> Records supplied
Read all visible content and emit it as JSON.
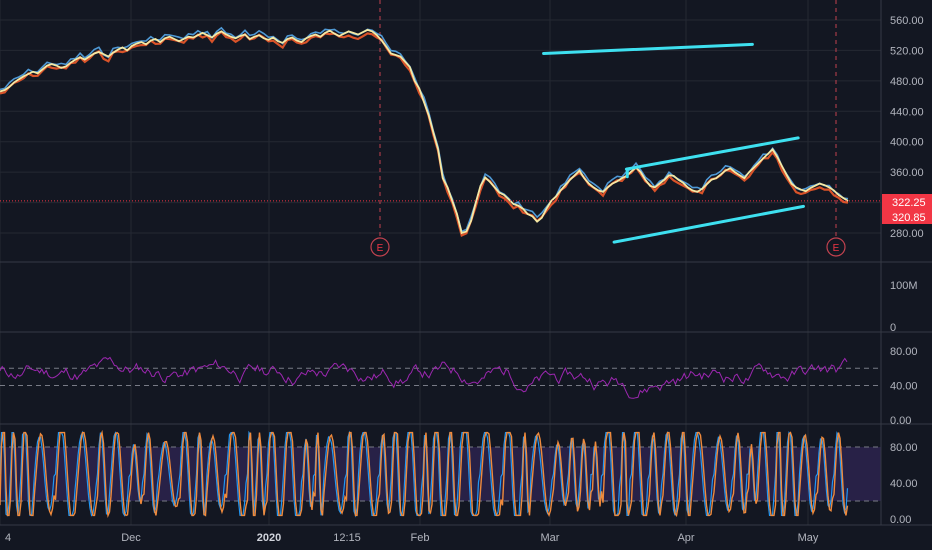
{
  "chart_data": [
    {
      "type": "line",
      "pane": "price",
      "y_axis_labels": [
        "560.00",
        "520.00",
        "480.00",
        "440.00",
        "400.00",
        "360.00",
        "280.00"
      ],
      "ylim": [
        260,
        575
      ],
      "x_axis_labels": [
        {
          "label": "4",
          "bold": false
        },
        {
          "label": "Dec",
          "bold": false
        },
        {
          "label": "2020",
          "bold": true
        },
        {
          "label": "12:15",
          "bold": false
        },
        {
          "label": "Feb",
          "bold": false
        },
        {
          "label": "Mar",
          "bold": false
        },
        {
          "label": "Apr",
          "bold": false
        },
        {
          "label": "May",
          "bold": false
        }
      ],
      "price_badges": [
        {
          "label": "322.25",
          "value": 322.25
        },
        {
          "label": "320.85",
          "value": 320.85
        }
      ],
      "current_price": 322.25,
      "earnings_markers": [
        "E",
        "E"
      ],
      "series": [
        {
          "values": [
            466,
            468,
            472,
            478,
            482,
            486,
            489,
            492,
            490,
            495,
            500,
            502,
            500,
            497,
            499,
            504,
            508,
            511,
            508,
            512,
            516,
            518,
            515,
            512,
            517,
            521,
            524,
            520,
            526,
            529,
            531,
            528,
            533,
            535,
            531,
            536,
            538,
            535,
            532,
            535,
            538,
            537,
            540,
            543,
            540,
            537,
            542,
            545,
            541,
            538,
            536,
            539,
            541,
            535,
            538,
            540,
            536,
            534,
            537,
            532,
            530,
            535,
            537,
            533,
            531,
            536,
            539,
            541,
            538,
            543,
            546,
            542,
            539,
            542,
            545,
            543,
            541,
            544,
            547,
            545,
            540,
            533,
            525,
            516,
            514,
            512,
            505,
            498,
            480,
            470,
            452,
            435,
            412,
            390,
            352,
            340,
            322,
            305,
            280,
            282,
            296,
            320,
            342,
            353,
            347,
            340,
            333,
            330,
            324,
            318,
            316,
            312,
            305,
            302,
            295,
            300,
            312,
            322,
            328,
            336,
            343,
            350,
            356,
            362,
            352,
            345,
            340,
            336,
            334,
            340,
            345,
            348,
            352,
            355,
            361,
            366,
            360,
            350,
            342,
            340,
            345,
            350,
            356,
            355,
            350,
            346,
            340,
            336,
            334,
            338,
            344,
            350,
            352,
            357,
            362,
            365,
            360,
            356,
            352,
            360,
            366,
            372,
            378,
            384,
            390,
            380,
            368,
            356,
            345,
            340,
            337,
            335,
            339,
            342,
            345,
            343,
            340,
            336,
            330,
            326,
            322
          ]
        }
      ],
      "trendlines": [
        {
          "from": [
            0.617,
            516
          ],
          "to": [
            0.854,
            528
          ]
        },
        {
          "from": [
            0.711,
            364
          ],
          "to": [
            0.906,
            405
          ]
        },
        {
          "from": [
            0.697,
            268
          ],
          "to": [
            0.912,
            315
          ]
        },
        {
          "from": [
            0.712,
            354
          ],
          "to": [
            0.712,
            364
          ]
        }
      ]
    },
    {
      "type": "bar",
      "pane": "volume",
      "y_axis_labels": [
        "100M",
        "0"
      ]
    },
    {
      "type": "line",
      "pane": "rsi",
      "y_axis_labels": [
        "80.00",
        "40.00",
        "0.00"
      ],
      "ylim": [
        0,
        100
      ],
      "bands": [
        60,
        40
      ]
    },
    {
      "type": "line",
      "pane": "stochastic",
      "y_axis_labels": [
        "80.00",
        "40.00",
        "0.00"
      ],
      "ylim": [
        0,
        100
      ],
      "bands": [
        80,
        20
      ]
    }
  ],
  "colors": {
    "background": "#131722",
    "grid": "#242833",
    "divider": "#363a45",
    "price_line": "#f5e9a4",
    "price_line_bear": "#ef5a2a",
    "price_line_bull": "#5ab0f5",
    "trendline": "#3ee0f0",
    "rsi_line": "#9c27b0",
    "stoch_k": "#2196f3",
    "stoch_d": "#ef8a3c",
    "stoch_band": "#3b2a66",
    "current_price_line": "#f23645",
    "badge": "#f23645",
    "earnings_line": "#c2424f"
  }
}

> Requirements
Nothing in the entries should change as you copy them, except that the pictures are left out.

> Written answer
Read all visible content and emit it as JSON.
{
  "chart_data": [
    {
      "type": "line",
      "pane": "price",
      "y_axis_labels": [
        "560.00",
        "520.00",
        "480.00",
        "440.00",
        "400.00",
        "360.00",
        "280.00"
      ],
      "ylim": [
        260,
        575
      ],
      "x_axis_labels": [
        {
          "label": "4",
          "bold": false
        },
        {
          "label": "Dec",
          "bold": false
        },
        {
          "label": "2020",
          "bold": true
        },
        {
          "label": "12:15",
          "bold": false
        },
        {
          "label": "Feb",
          "bold": false
        },
        {
          "label": "Mar",
          "bold": false
        },
        {
          "label": "Apr",
          "bold": false
        },
        {
          "label": "May",
          "bold": false
        }
      ],
      "price_badges": [
        {
          "label": "322.25",
          "value": 322.25
        },
        {
          "label": "320.85",
          "value": 320.85
        }
      ],
      "current_price": 322.25,
      "earnings_markers": [
        "E",
        "E"
      ],
      "series": [
        {
          "values": [
            466,
            468,
            472,
            478,
            482,
            486,
            489,
            492,
            490,
            495,
            500,
            502,
            500,
            497,
            499,
            504,
            508,
            511,
            508,
            512,
            516,
            518,
            515,
            512,
            517,
            521,
            524,
            520,
            526,
            529,
            531,
            528,
            533,
            535,
            531,
            536,
            538,
            535,
            532,
            535,
            538,
            537,
            540,
            543,
            540,
            537,
            542,
            545,
            541,
            538,
            536,
            539,
            541,
            535,
            538,
            540,
            536,
            534,
            537,
            532,
            530,
            535,
            537,
            533,
            531,
            536,
            539,
            541,
            538,
            543,
            546,
            542,
            539,
            542,
            545,
            543,
            541,
            544,
            547,
            545,
            540,
            533,
            525,
            516,
            514,
            512,
            505,
            498,
            480,
            470,
            452,
            435,
            412,
            390,
            352,
            340,
            322,
            305,
            280,
            282,
            296,
            320,
            342,
            353,
            347,
            340,
            333,
            330,
            324,
            318,
            316,
            312,
            305,
            302,
            295,
            300,
            312,
            322,
            328,
            336,
            343,
            350,
            356,
            362,
            352,
            345,
            340,
            336,
            334,
            340,
            345,
            348,
            352,
            355,
            361,
            366,
            360,
            350,
            342,
            340,
            345,
            350,
            356,
            355,
            350,
            346,
            340,
            336,
            334,
            338,
            344,
            350,
            352,
            357,
            362,
            365,
            360,
            356,
            352,
            360,
            366,
            372,
            378,
            384,
            390,
            380,
            368,
            356,
            345,
            340,
            337,
            335,
            339,
            342,
            345,
            343,
            340,
            336,
            330,
            326,
            322
          ]
        }
      ],
      "trendlines": [
        {
          "from": [
            0.617,
            516
          ],
          "to": [
            0.854,
            528
          ]
        },
        {
          "from": [
            0.711,
            364
          ],
          "to": [
            0.906,
            405
          ]
        },
        {
          "from": [
            0.697,
            268
          ],
          "to": [
            0.912,
            315
          ]
        },
        {
          "from": [
            0.712,
            354
          ],
          "to": [
            0.712,
            364
          ]
        }
      ]
    },
    {
      "type": "bar",
      "pane": "volume",
      "y_axis_labels": [
        "100M",
        "0"
      ]
    },
    {
      "type": "line",
      "pane": "rsi",
      "y_axis_labels": [
        "80.00",
        "40.00",
        "0.00"
      ],
      "ylim": [
        0,
        100
      ],
      "bands": [
        60,
        40
      ]
    },
    {
      "type": "line",
      "pane": "stochastic",
      "y_axis_labels": [
        "80.00",
        "40.00",
        "0.00"
      ],
      "ylim": [
        0,
        100
      ],
      "bands": [
        80,
        20
      ]
    }
  ],
  "colors": {
    "background": "#131722",
    "grid": "#242833",
    "divider": "#363a45",
    "price_line": "#f5e9a4",
    "price_line_bear": "#ef5a2a",
    "price_line_bull": "#5ab0f5",
    "trendline": "#3ee0f0",
    "rsi_line": "#9c27b0",
    "stoch_k": "#2196f3",
    "stoch_d": "#ef8a3c",
    "stoch_band": "#3b2a66",
    "current_price_line": "#f23645",
    "badge": "#f23645",
    "earnings_line": "#c2424f"
  }
}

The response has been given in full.